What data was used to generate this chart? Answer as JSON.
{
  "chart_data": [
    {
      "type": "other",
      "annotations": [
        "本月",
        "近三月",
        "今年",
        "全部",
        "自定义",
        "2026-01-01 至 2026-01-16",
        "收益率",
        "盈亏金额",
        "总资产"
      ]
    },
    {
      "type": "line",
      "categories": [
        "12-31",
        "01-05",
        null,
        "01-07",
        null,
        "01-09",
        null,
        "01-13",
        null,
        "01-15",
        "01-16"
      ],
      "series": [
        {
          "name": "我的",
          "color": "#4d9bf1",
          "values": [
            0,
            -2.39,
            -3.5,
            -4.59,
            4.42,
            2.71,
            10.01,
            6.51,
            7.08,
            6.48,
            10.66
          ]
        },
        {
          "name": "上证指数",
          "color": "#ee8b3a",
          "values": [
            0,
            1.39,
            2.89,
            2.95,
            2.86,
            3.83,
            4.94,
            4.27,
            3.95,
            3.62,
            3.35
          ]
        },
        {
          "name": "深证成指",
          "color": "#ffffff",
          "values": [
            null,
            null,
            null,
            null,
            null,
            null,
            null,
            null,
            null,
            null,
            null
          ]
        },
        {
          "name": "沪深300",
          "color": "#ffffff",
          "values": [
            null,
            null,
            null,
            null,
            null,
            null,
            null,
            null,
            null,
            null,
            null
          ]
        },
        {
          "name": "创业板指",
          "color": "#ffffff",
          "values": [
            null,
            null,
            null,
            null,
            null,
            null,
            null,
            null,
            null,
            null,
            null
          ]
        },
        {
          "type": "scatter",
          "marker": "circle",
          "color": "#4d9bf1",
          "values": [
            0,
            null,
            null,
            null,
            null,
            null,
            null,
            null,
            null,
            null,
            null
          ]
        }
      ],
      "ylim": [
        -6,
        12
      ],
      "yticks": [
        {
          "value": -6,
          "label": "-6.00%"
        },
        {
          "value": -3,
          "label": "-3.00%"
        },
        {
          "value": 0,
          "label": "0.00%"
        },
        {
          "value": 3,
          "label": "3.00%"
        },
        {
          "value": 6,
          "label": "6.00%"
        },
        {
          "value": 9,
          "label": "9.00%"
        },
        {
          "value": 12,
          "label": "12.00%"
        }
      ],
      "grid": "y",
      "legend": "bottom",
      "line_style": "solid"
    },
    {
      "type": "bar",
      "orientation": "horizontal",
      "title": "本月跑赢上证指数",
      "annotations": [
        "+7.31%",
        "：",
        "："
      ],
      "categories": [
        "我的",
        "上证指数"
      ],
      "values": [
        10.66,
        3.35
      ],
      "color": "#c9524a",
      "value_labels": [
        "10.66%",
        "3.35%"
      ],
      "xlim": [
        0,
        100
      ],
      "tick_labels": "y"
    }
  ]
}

# WHAT IS EXPECTED
Extract the complete set of records unchanged.

# ANSWER TO THE PROBLEM
What data was used to generate this chart? Answer as JSON.
{
  "chart_data": [
    {
      "type": "other",
      "annotations": [
        "本月",
        "近三月",
        "今年",
        "全部",
        "自定义",
        "2026-01-01 至 2026-01-16",
        "收益率",
        "盈亏金额",
        "总资产"
      ]
    },
    {
      "type": "line",
      "categories": [
        "12-31",
        "01-05",
        null,
        "01-07",
        null,
        "01-09",
        null,
        "01-13",
        null,
        "01-15",
        "01-16"
      ],
      "series": [
        {
          "name": "我的",
          "color": "#4d9bf1",
          "values": [
            0,
            -2.39,
            -3.5,
            -4.59,
            4.42,
            2.71,
            10.01,
            6.51,
            7.08,
            6.48,
            10.66
          ]
        },
        {
          "name": "上证指数",
          "color": "#ee8b3a",
          "values": [
            0,
            1.39,
            2.89,
            2.95,
            2.86,
            3.83,
            4.94,
            4.27,
            3.95,
            3.62,
            3.35
          ]
        },
        {
          "name": "深证成指",
          "color": "#ffffff",
          "values": [
            null,
            null,
            null,
            null,
            null,
            null,
            null,
            null,
            null,
            null,
            null
          ]
        },
        {
          "name": "沪深300",
          "color": "#ffffff",
          "values": [
            null,
            null,
            null,
            null,
            null,
            null,
            null,
            null,
            null,
            null,
            null
          ]
        },
        {
          "name": "创业板指",
          "color": "#ffffff",
          "values": [
            null,
            null,
            null,
            null,
            null,
            null,
            null,
            null,
            null,
            null,
            null
          ]
        },
        {
          "type": "scatter",
          "marker": "circle",
          "color": "#4d9bf1",
          "values": [
            0,
            null,
            null,
            null,
            null,
            null,
            null,
            null,
            null,
            null,
            null
          ]
        }
      ],
      "ylim": [
        -6,
        12
      ],
      "yticks": [
        {
          "value": -6,
          "label": "-6.00%"
        },
        {
          "value": -3,
          "label": "-3.00%"
        },
        {
          "value": 0,
          "label": "0.00%"
        },
        {
          "value": 3,
          "label": "3.00%"
        },
        {
          "value": 6,
          "label": "6.00%"
        },
        {
          "value": 9,
          "label": "9.00%"
        },
        {
          "value": 12,
          "label": "12.00%"
        }
      ],
      "grid": "y",
      "legend": "bottom",
      "line_style": "solid"
    },
    {
      "type": "bar",
      "orientation": "horizontal",
      "title": "本月跑赢上证指数",
      "annotations": [
        "+7.31%",
        "：",
        "："
      ],
      "categories": [
        "我的",
        "上证指数"
      ],
      "values": [
        10.66,
        3.35
      ],
      "color": "#c9524a",
      "value_labels": [
        "10.66%",
        "3.35%"
      ],
      "xlim": [
        0,
        100
      ],
      "tick_labels": "y"
    }
  ]
}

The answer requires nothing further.